»»

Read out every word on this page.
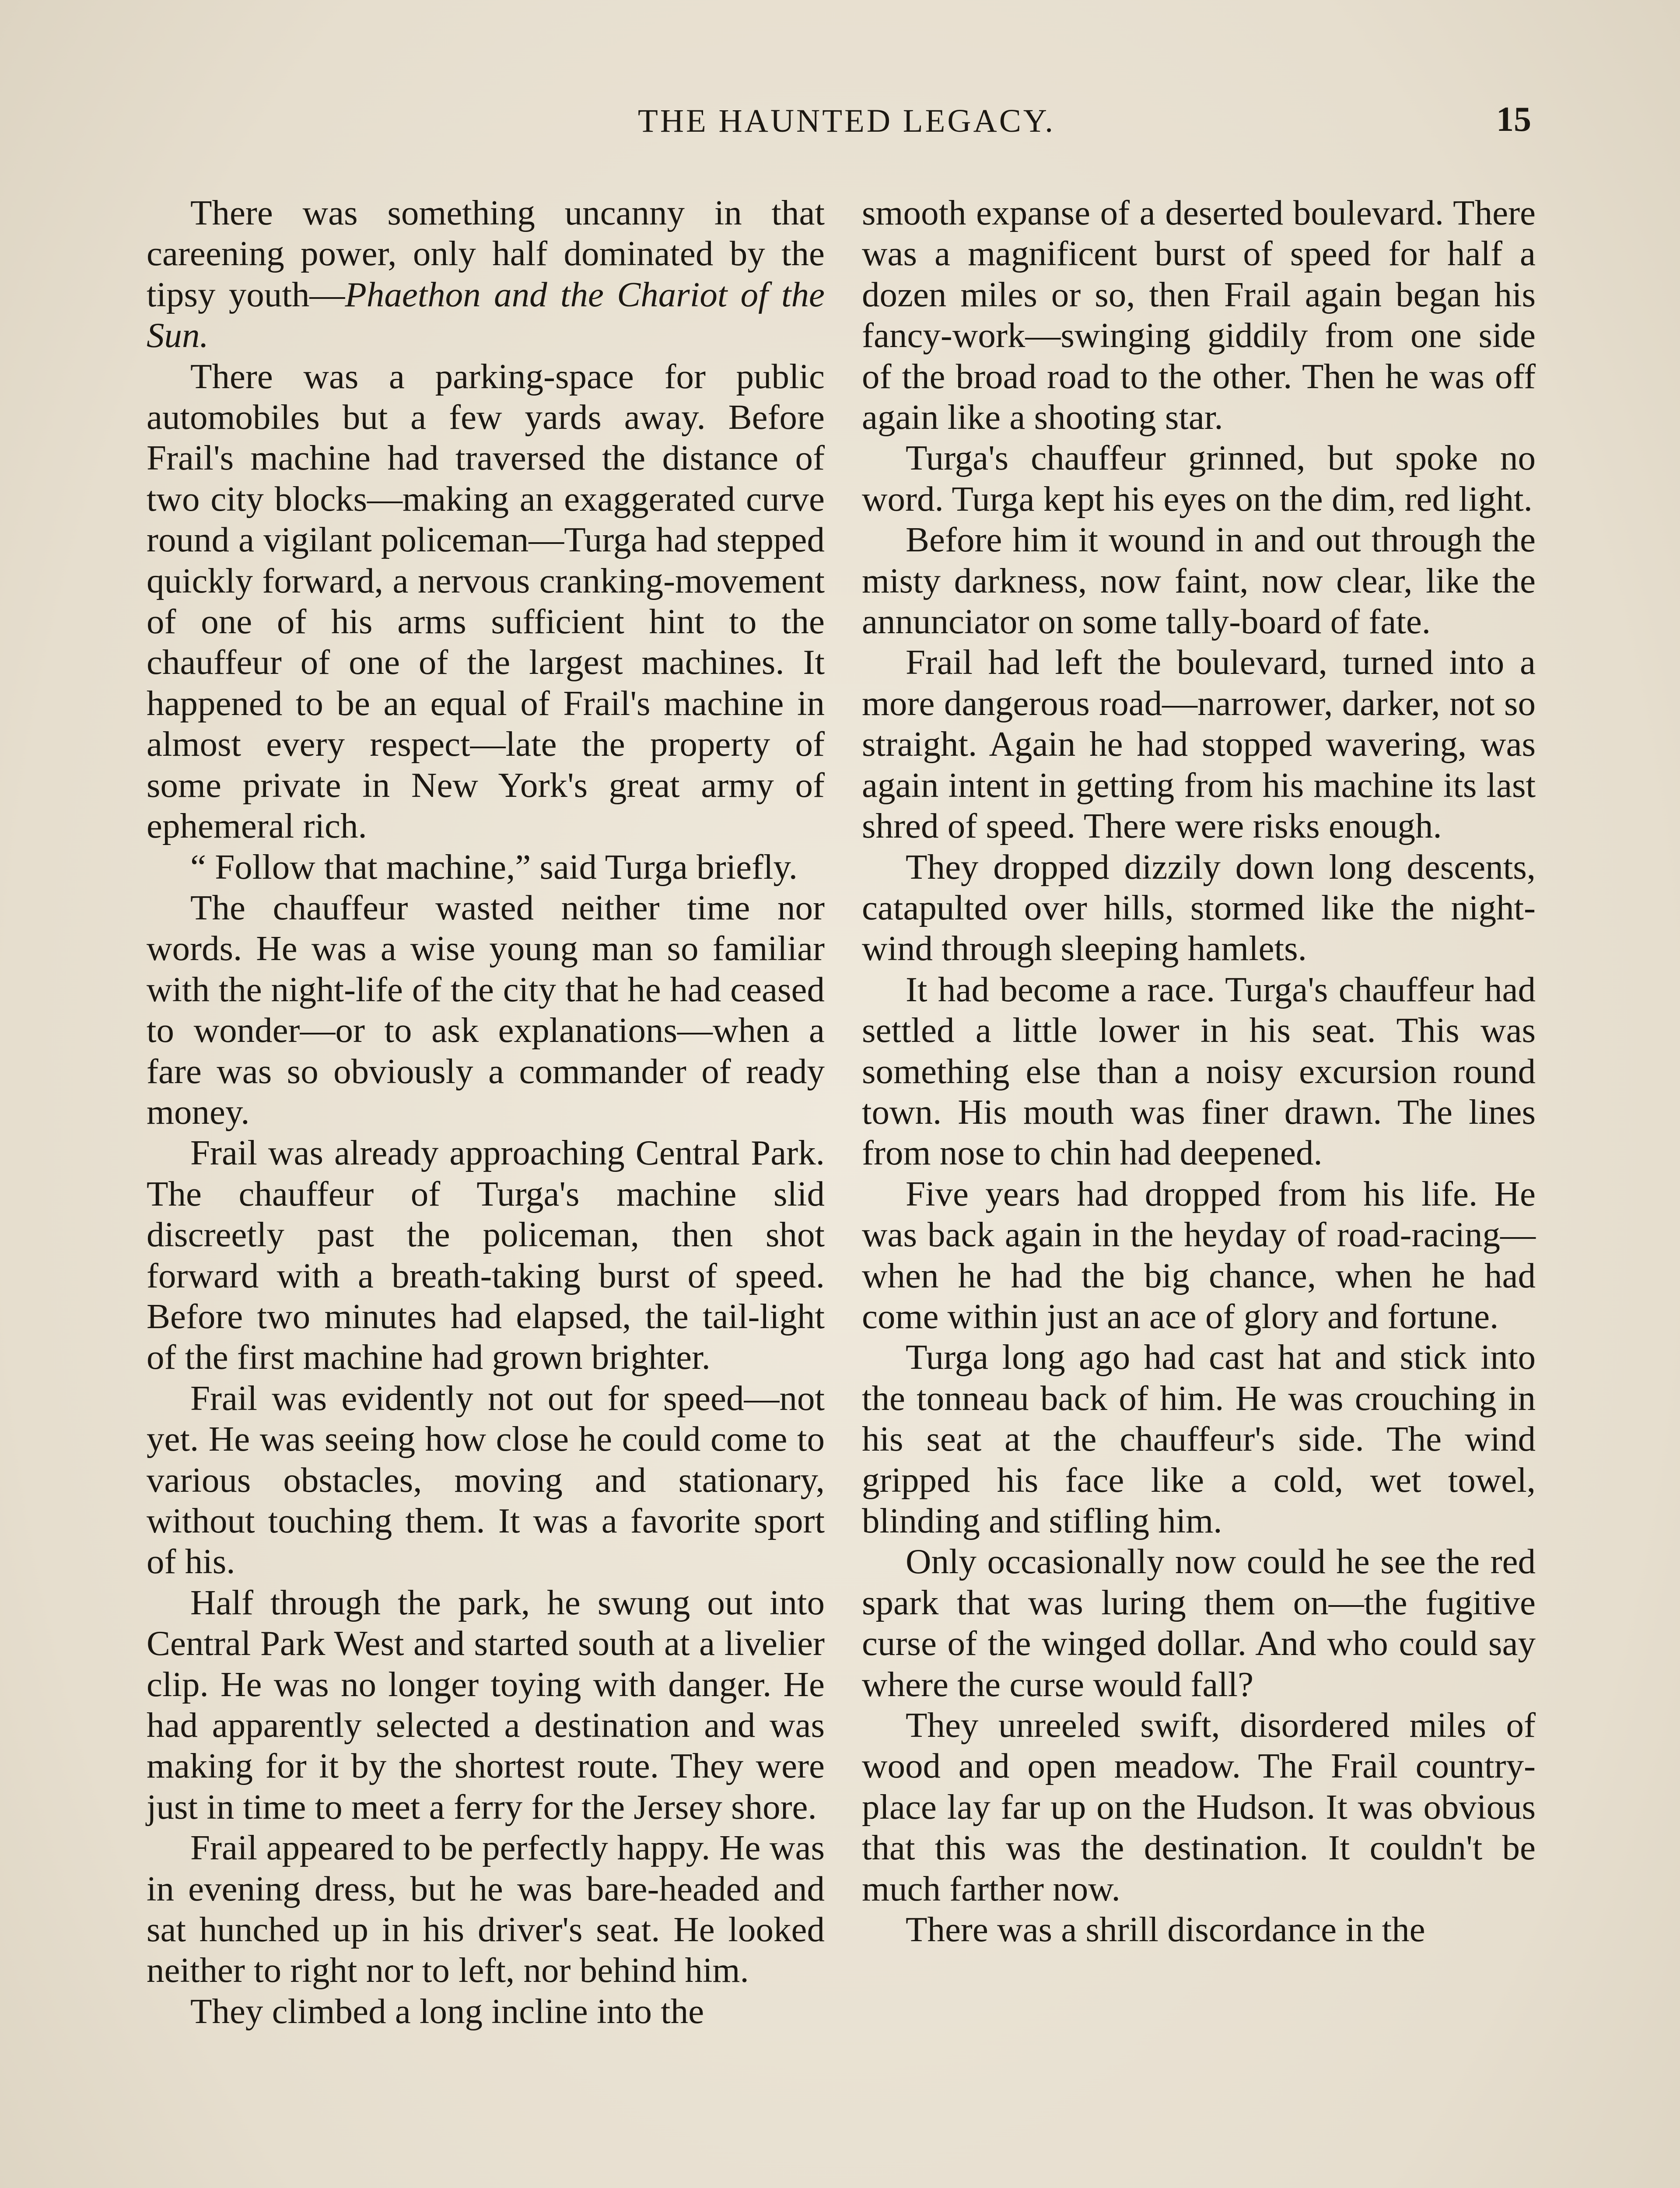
THE HAUNTED LEGACY.	15

There was something uncanny in that careening power, only half dominated by the tipsy youth—Phaethon and the Chariot of the Sun.

There was a parking-space for public automobiles but a few yards away. Before Frail's machine had traversed the distance of two city blocks—making an exaggerated curve round a vigilant policeman—Turga had stepped quickly forward, a nervous cranking-movement of one of his arms sufficient hint to the chauffeur of one of the largest machines. It happened to be an equal of Frail's machine in almost every respect—late the property of some private in New York's great army of ephemeral rich.

“ Follow that machine,” said Turga briefly.

The chauffeur wasted neither time nor words. He was a wise young man so familiar with the night-life of the city that he had ceased to wonder—or to ask explanations—when a fare was so obviously a commander of ready money.

Frail was already approaching Central Park. The chauffeur of Turga's machine slid discreetly past the policeman, then shot forward with a breath-taking burst of speed. Before two minutes had elapsed, the tail-light of the first machine had grown brighter.

Frail was evidently not out for speed—not yet. He was seeing how close he could come to various obstacles, moving and stationary, without touching them. It was a favorite sport of his.

Half through the park, he swung out into Central Park West and started south at a livelier clip. He was no longer toying with danger. He had apparently selected a destination and was making for it by the shortest route. They were just in time to meet a ferry for the Jersey shore.

Frail appeared to be perfectly happy. He was in evening dress, but he was bare-headed and sat hunched up in his driver's seat. He looked neither to right nor to left, nor behind him.

They climbed a long incline into the

smooth expanse of a deserted boulevard. There was a magnificent burst of speed for half a dozen miles or so, then Frail again began his fancy-work—swinging giddily from one side of the broad road to the other. Then he was off again like a shooting star.

Turga's chauffeur grinned, but spoke no word. Turga kept his eyes on the dim, red light.

Before him it wound in and out through the misty darkness, now faint, now clear, like the annunciator on some tally-board of fate.

Frail had left the boulevard, turned into a more dangerous road—narrower, darker, not so straight. Again he had stopped wavering, was again intent in getting from his machine its last shred of speed. There were risks enough.

They dropped dizzily down long descents, catapulted over hills, stormed like the night-wind through sleeping hamlets.

It had become a race. Turga's chauffeur had settled a little lower in his seat. This was something else than a noisy excursion round town. His mouth was finer drawn. The lines from nose to chin had deepened.

Five years had dropped from his life. He was back again in the heyday of road-racing—when he had the big chance, when he had come within just an ace of glory and fortune.

Turga long ago had cast hat and stick into the tonneau back of him. He was crouching in his seat at the chauffeur's side. The wind gripped his face like a cold, wet towel, blinding and stifling him.

Only occasionally now could he see the red spark that was luring them on—the fugitive curse of the winged dollar. And who could say where the curse would fall?

They unreeled swift, disordered miles of wood and open meadow. The Frail country-place lay far up on the Hudson. It was obvious that this was the destination. It couldn't be much farther now.

There was a shrill discordance in the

««

Exercise
Among the records above, find each line holding the string "something" and pull it out.

Answer to the task
There was something uncanny in that careening power, only half dominated by the tipsy youth—Phaethon and the Chariot of the Sun.
It had become a race. Turga's chauffeur had settled a little lower in his seat. This was something else than a noisy excursion round town. His mouth was finer drawn. The lines from nose to chin had deepened.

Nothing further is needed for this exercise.